Written problem> In the entries that follow, how many lines contain "дополнить"? Answer with the number only.

Record extracts>
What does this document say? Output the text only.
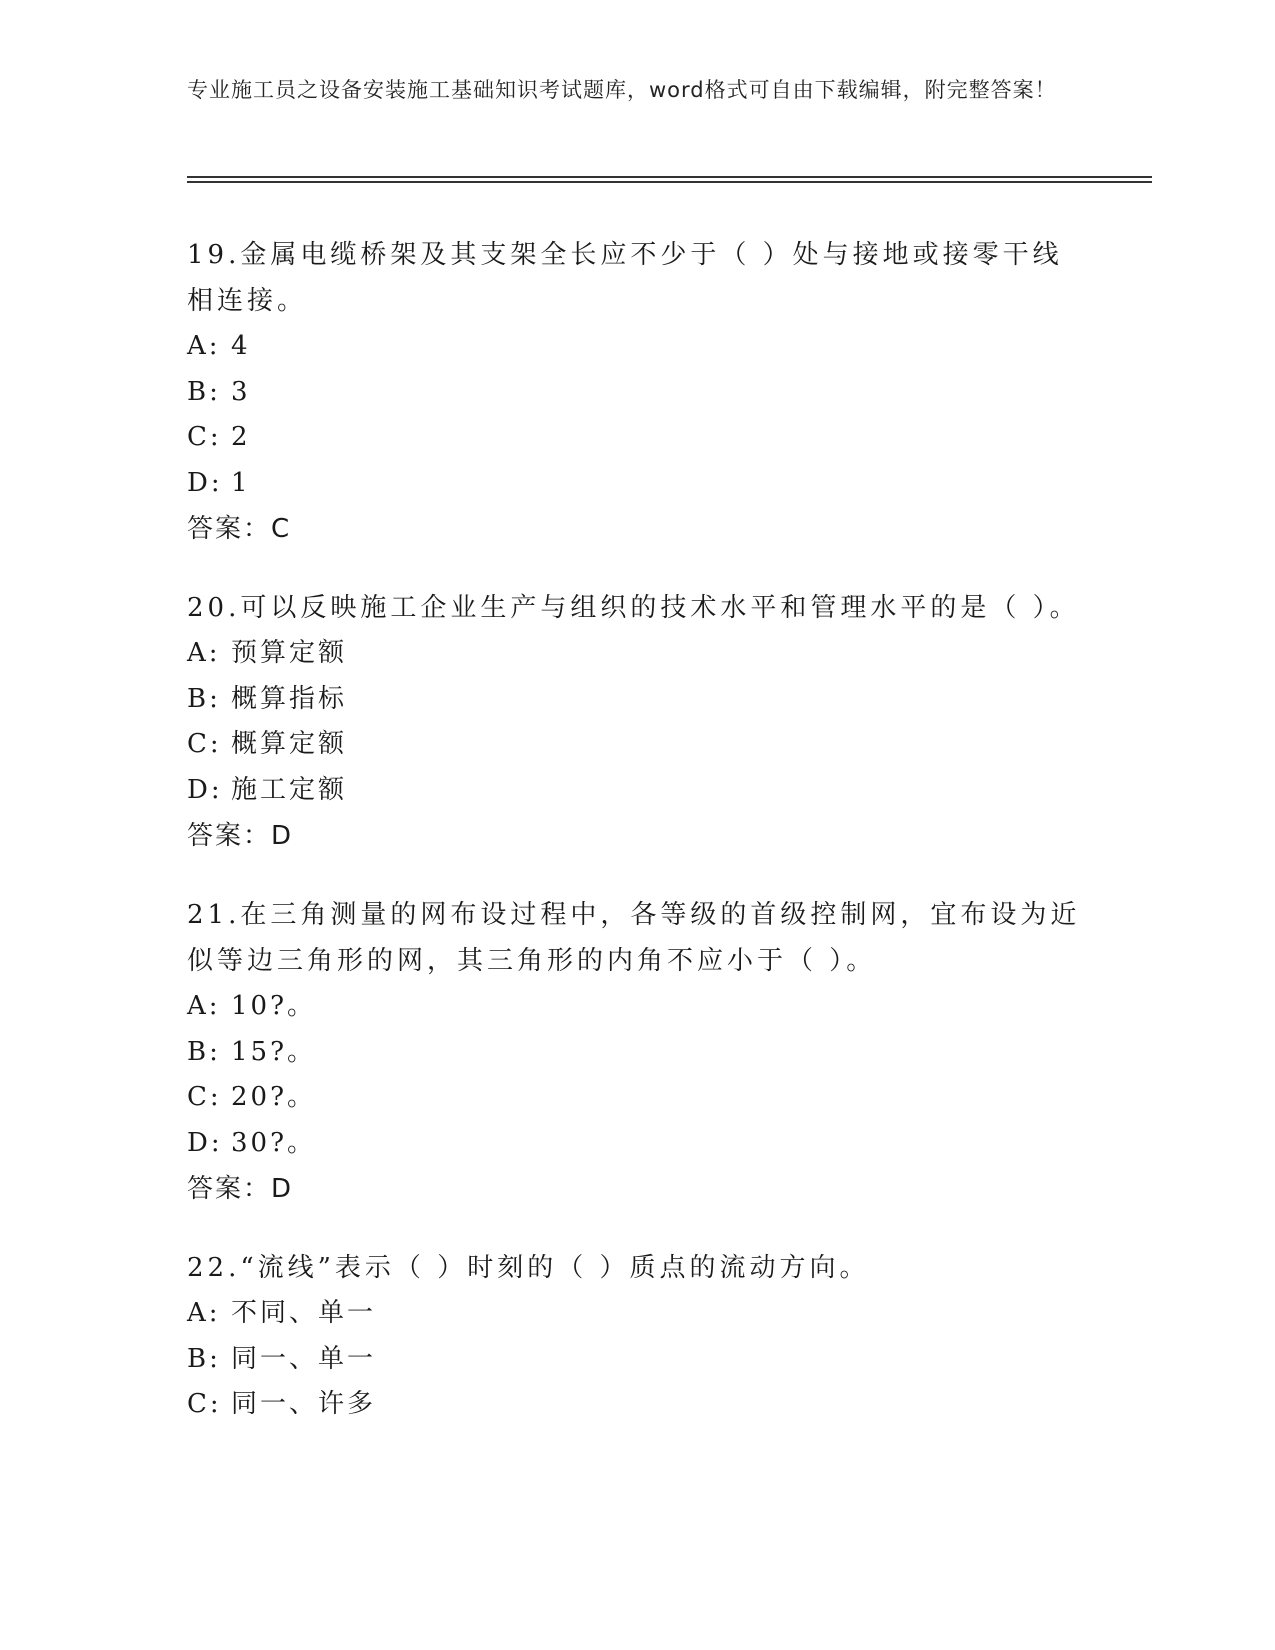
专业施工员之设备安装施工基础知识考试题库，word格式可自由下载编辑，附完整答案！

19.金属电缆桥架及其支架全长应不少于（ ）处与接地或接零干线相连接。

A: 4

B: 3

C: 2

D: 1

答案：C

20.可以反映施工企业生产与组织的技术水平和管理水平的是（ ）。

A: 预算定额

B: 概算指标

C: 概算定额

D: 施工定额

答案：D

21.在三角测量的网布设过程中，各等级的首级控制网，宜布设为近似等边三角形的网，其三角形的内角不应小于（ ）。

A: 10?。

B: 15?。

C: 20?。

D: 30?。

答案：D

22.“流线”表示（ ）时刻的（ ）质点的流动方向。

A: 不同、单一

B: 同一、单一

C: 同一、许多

--

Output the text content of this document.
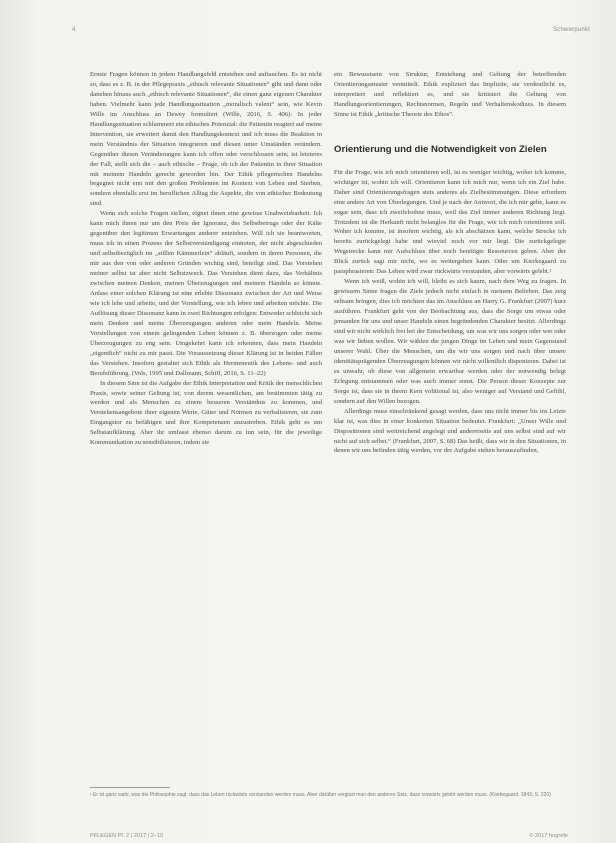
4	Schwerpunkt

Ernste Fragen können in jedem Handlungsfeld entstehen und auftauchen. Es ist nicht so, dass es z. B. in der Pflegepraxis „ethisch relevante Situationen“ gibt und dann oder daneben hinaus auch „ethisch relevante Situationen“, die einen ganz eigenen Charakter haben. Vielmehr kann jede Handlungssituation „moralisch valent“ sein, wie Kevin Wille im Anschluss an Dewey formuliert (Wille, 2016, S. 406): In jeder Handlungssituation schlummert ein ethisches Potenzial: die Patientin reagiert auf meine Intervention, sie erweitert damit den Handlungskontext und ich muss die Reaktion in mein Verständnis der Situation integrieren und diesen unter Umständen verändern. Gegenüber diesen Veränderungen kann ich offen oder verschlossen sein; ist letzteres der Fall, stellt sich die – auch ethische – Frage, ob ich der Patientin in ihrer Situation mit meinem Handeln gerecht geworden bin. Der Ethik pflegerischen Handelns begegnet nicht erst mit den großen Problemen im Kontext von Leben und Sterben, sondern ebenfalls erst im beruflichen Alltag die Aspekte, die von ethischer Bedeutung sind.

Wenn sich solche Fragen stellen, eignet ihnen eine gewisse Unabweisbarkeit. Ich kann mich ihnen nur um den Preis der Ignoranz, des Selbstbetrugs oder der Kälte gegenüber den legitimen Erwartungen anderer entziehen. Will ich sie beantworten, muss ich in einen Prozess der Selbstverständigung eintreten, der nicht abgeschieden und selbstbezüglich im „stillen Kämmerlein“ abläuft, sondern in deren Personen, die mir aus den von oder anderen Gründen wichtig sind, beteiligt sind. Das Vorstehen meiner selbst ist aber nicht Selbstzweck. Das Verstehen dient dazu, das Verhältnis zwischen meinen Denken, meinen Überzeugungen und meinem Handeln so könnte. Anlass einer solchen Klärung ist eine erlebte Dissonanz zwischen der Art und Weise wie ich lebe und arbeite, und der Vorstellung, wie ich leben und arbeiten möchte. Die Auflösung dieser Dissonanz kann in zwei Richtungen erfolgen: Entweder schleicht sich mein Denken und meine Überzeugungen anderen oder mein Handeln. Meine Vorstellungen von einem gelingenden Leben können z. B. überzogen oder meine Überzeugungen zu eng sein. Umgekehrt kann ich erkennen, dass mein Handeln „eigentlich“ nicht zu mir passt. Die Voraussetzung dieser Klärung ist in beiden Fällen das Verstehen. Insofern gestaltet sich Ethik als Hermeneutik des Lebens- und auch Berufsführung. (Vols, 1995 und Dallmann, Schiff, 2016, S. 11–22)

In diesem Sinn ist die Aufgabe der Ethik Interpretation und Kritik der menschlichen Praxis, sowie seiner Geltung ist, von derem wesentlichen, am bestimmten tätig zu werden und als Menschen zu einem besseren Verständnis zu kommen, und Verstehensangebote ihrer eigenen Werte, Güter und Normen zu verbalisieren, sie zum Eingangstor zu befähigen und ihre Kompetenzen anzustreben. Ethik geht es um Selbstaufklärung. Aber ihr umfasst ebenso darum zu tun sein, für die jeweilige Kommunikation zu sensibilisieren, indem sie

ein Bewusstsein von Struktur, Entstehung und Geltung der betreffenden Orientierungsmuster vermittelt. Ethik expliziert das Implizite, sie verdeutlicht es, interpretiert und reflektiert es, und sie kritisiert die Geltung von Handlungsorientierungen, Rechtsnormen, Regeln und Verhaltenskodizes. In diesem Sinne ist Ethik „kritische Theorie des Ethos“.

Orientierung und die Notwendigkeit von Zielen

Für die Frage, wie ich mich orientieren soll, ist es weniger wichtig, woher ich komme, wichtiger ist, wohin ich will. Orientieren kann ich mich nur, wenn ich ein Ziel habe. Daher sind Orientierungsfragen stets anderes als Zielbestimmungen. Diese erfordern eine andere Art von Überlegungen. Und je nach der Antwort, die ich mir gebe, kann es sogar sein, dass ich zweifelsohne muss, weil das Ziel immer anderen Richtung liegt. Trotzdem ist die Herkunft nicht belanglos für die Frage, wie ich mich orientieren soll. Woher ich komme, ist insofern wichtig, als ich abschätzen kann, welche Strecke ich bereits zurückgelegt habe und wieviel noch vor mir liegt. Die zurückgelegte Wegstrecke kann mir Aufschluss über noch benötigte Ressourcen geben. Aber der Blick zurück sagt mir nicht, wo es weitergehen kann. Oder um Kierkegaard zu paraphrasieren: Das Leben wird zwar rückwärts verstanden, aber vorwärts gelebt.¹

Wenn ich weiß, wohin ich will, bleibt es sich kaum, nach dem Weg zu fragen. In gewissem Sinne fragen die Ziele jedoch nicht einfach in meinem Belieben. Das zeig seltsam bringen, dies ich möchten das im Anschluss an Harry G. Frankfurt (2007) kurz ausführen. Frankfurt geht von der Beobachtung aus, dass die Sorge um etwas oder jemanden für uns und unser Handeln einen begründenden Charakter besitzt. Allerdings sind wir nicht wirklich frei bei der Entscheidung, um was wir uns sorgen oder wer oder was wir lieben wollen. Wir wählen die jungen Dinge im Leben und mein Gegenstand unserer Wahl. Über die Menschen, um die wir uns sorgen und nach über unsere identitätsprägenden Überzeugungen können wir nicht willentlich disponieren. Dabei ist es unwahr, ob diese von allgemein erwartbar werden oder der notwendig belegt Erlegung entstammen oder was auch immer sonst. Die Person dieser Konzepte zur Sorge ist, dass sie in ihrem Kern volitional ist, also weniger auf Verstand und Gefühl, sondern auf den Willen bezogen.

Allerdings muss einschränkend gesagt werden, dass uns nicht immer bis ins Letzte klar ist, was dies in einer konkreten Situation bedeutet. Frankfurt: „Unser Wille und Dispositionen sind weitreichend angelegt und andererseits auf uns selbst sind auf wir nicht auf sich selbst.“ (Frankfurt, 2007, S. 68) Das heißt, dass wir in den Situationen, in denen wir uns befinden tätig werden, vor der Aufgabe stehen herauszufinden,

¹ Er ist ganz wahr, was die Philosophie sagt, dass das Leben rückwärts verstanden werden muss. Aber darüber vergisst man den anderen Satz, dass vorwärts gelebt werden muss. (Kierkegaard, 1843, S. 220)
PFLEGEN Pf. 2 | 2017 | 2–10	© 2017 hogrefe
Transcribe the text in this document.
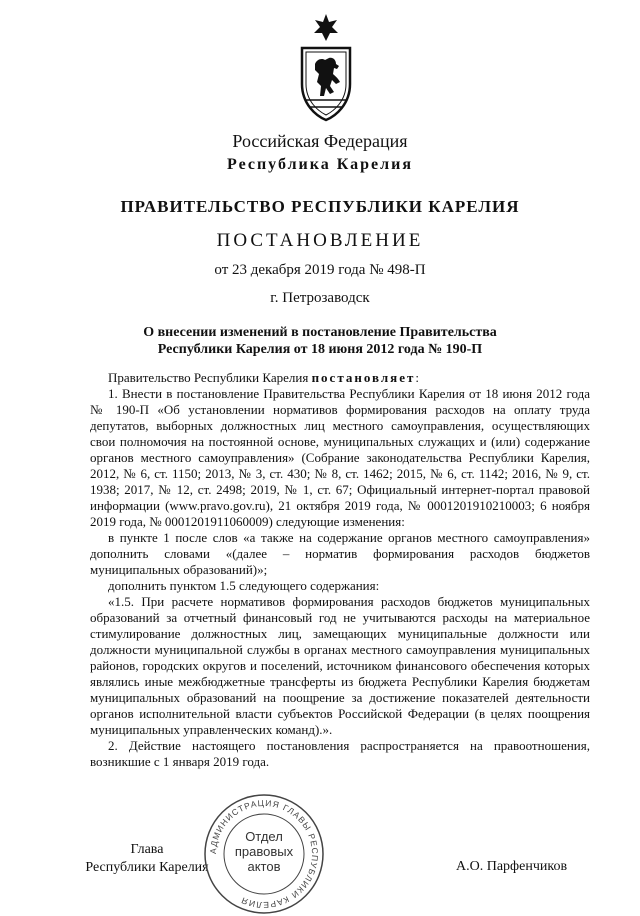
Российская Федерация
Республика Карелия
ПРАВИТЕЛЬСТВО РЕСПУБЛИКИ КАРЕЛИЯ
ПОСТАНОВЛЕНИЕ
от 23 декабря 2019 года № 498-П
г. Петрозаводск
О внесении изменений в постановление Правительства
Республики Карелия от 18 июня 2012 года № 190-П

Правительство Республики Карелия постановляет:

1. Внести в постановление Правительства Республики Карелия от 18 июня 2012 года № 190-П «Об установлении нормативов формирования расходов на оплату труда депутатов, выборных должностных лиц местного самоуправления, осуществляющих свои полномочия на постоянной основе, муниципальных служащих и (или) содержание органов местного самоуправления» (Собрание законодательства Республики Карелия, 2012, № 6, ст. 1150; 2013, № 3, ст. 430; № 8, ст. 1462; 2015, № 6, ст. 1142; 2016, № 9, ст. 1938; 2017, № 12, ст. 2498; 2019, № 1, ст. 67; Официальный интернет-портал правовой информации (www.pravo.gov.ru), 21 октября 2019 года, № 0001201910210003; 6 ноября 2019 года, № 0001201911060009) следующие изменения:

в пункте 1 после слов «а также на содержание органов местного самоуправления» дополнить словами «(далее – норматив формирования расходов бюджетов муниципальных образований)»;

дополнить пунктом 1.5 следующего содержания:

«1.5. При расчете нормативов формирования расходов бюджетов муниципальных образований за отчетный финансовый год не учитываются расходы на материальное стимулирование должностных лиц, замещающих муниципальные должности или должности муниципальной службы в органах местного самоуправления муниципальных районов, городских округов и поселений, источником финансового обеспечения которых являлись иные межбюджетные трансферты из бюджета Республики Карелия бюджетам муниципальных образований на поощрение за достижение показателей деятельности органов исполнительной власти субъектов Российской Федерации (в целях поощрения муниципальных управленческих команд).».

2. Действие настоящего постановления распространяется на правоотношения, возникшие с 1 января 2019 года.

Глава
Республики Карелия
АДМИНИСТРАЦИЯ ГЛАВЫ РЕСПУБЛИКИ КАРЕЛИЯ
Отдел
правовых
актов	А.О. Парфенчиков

Result for this task> 2